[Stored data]
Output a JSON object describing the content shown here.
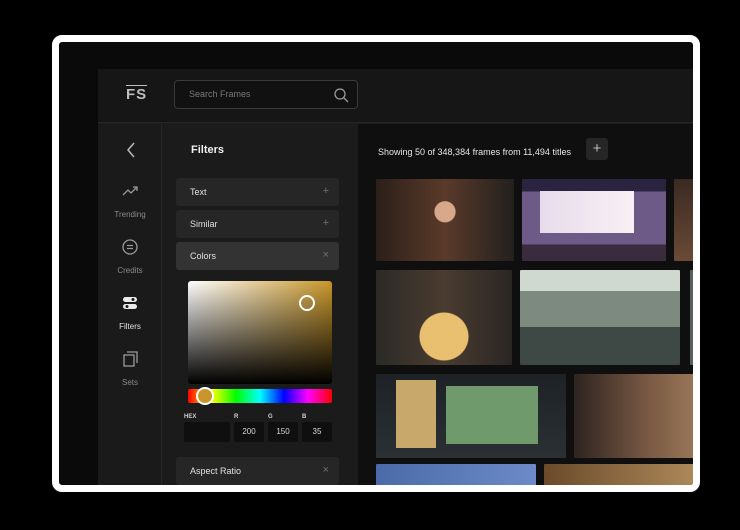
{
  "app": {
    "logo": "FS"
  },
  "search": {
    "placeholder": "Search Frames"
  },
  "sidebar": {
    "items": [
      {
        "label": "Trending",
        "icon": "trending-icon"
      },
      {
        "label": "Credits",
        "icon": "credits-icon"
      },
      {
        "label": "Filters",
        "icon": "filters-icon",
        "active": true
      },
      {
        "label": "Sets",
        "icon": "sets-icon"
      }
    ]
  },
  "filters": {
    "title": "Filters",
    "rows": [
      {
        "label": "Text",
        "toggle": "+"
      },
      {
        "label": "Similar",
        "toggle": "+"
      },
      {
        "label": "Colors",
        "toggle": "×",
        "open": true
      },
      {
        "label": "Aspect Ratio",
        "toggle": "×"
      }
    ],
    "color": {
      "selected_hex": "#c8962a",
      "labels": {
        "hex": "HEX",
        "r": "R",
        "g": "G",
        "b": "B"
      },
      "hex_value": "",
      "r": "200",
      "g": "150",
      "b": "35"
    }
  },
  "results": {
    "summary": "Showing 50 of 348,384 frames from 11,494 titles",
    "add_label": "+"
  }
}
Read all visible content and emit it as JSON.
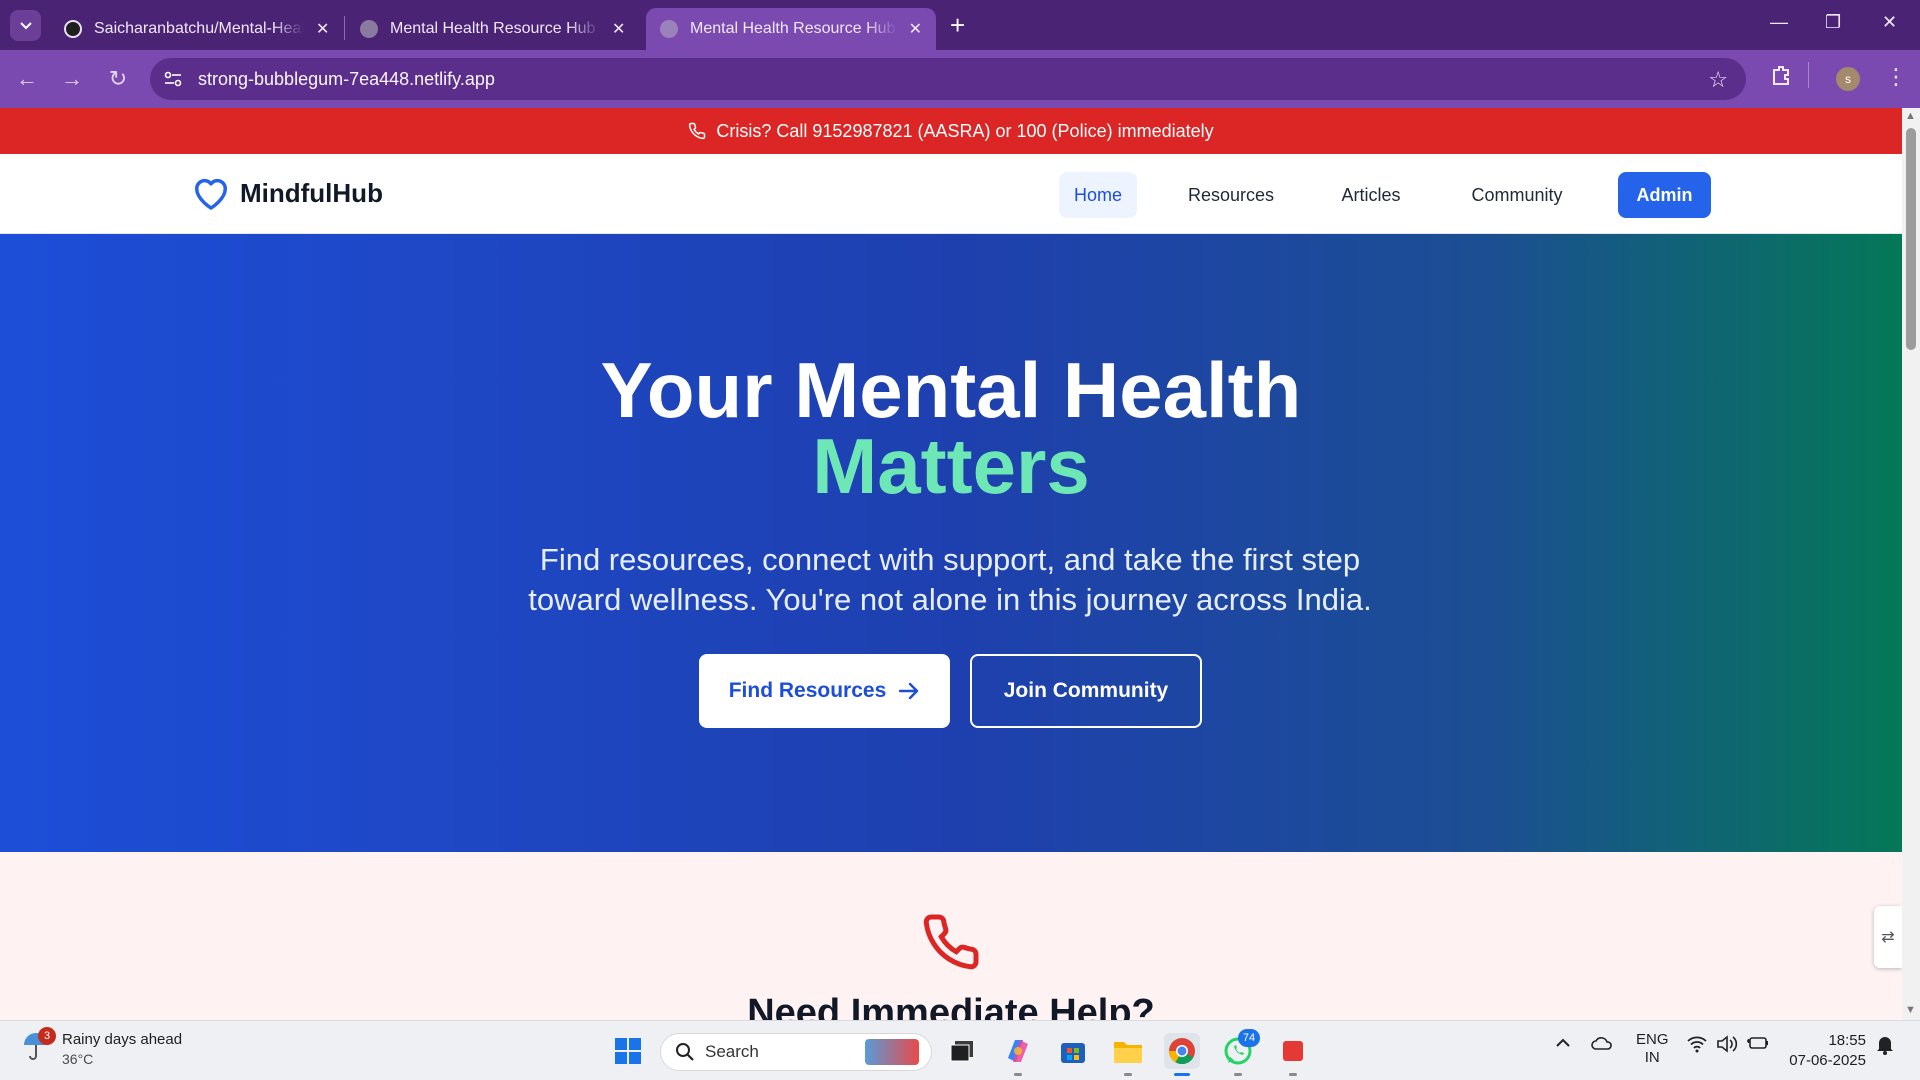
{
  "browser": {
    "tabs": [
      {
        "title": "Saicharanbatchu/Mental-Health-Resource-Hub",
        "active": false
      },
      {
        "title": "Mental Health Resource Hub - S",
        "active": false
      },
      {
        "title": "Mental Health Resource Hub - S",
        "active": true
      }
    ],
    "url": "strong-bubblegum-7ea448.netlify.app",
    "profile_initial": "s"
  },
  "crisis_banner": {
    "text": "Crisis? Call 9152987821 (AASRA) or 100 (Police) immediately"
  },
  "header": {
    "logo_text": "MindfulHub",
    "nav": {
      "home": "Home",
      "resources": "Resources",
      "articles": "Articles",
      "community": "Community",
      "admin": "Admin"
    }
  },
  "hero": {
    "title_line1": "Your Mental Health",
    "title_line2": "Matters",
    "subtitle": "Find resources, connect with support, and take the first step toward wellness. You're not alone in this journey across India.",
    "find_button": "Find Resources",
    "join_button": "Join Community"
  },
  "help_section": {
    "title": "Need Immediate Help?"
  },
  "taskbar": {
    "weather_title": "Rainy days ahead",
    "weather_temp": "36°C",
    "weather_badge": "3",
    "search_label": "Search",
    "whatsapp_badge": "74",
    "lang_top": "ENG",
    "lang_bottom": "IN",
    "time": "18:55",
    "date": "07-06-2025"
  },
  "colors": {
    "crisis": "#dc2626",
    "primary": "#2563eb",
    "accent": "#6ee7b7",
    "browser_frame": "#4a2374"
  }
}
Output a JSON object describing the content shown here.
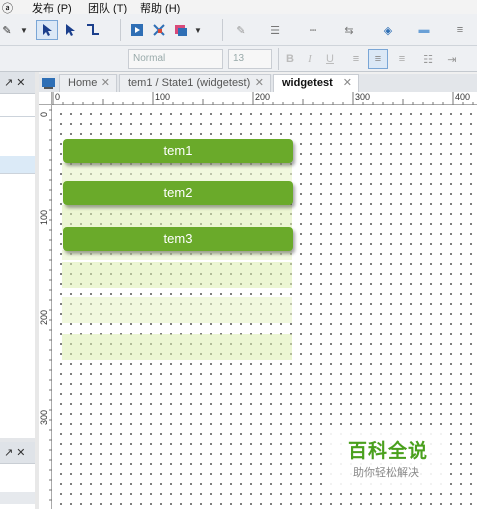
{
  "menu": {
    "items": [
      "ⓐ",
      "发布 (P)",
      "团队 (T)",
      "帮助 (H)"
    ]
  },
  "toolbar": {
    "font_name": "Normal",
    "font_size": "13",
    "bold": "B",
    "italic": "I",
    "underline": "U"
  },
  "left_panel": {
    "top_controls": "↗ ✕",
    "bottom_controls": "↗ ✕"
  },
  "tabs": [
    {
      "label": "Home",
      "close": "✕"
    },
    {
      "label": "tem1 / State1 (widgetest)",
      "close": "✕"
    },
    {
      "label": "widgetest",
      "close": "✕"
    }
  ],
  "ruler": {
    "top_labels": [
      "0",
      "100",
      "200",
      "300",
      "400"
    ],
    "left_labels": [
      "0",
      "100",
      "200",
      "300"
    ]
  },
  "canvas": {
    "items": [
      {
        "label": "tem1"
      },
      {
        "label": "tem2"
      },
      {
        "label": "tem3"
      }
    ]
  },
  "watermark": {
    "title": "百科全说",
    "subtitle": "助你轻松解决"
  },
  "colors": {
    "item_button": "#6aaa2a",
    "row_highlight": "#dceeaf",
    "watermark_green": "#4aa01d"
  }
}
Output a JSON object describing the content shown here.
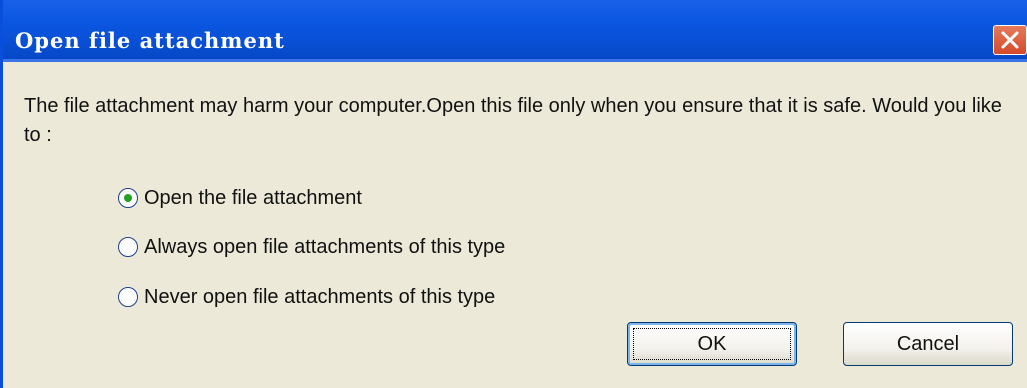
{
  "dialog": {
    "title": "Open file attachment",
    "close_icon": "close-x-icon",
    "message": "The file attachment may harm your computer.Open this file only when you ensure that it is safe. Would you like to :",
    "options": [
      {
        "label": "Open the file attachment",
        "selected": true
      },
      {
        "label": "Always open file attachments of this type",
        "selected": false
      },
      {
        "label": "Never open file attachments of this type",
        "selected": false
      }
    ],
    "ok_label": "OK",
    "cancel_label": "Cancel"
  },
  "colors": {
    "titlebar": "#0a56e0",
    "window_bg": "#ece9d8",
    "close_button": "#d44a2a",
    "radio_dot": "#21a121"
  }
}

GIVEN TASK: Print out every entry above without changing a word, and leave out the pictures.

FINAL RESULT:
Output a JSON object describing the content shown here.
{
  "app": {
    "logo": "FS"
  },
  "search": {
    "placeholder": "Search Frames"
  },
  "sidebar": {
    "items": [
      {
        "label": "Trending",
        "icon": "trending-icon"
      },
      {
        "label": "Credits",
        "icon": "credits-icon"
      },
      {
        "label": "Filters",
        "icon": "filters-icon",
        "active": true
      },
      {
        "label": "Sets",
        "icon": "sets-icon"
      }
    ]
  },
  "filters": {
    "title": "Filters",
    "rows": [
      {
        "label": "Text",
        "toggle": "+"
      },
      {
        "label": "Similar",
        "toggle": "+"
      },
      {
        "label": "Colors",
        "toggle": "×",
        "open": true
      },
      {
        "label": "Aspect Ratio",
        "toggle": "×"
      }
    ],
    "color": {
      "selected_hex": "#c8962a",
      "labels": {
        "hex": "HEX",
        "r": "R",
        "g": "G",
        "b": "B"
      },
      "hex_value": "",
      "r": "200",
      "g": "150",
      "b": "35"
    }
  },
  "results": {
    "summary": "Showing 50 of 348,384 frames from 11,494 titles",
    "add_label": "+"
  }
}
Read all visible content and emit it as JSON.
{
  "browser": {
    "tabs": [
      {
        "title": "Saicharanbatchu/Mental-Health-Resource-Hub",
        "active": false
      },
      {
        "title": "Mental Health Resource Hub - S",
        "active": false
      },
      {
        "title": "Mental Health Resource Hub - S",
        "active": true
      }
    ],
    "url": "strong-bubblegum-7ea448.netlify.app",
    "profile_initial": "s"
  },
  "crisis_banner": {
    "text": "Crisis? Call 9152987821 (AASRA) or 100 (Police) immediately"
  },
  "header": {
    "logo_text": "MindfulHub",
    "nav": {
      "home": "Home",
      "resources": "Resources",
      "articles": "Articles",
      "community": "Community",
      "admin": "Admin"
    }
  },
  "hero": {
    "title_line1": "Your Mental Health",
    "title_line2": "Matters",
    "subtitle": "Find resources, connect with support, and take the first step toward wellness. You're not alone in this journey across India.",
    "find_button": "Find Resources",
    "join_button": "Join Community"
  },
  "help_section": {
    "title": "Need Immediate Help?"
  },
  "taskbar": {
    "weather_title": "Rainy days ahead",
    "weather_temp": "36°C",
    "weather_badge": "3",
    "search_label": "Search",
    "whatsapp_badge": "74",
    "lang_top": "ENG",
    "lang_bottom": "IN",
    "time": "18:55",
    "date": "07-06-2025"
  },
  "colors": {
    "crisis": "#dc2626",
    "primary": "#2563eb",
    "accent": "#6ee7b7",
    "browser_frame": "#4a2374"
  }
}
Output a JSON object describing the content shown here.
{
  "menu": {
    "items": [
      "ⓐ",
      "发布 (P)",
      "团队 (T)",
      "帮助 (H)"
    ]
  },
  "toolbar": {
    "font_name": "Normal",
    "font_size": "13",
    "bold": "B",
    "italic": "I",
    "underline": "U"
  },
  "left_panel": {
    "top_controls": "↗ ✕",
    "bottom_controls": "↗ ✕"
  },
  "tabs": [
    {
      "label": "Home",
      "close": "✕"
    },
    {
      "label": "tem1 / State1 (widgetest)",
      "close": "✕"
    },
    {
      "label": "widgetest",
      "close": "✕"
    }
  ],
  "ruler": {
    "top_labels": [
      "0",
      "100",
      "200",
      "300",
      "400"
    ],
    "left_labels": [
      "0",
      "100",
      "200",
      "300"
    ]
  },
  "canvas": {
    "items": [
      {
        "label": "tem1"
      },
      {
        "label": "tem2"
      },
      {
        "label": "tem3"
      }
    ]
  },
  "watermark": {
    "title": "百科全说",
    "subtitle": "助你轻松解决"
  },
  "colors": {
    "item_button": "#6aaa2a",
    "row_highlight": "#dceeaf",
    "watermark_green": "#4aa01d"
  }
}
Output a JSON object describing the content shown here.
{
  "dialog": {
    "title": "Open file attachment",
    "close_icon": "close-x-icon",
    "message": "The file attachment may harm your computer.Open this file only when you ensure that it is safe. Would you like to :",
    "options": [
      {
        "label": "Open the file attachment",
        "selected": true
      },
      {
        "label": "Always open file attachments of this type",
        "selected": false
      },
      {
        "label": "Never open file attachments of this type",
        "selected": false
      }
    ],
    "ok_label": "OK",
    "cancel_label": "Cancel"
  },
  "colors": {
    "titlebar": "#0a56e0",
    "window_bg": "#ece9d8",
    "close_button": "#d44a2a",
    "radio_dot": "#21a121"
  }
}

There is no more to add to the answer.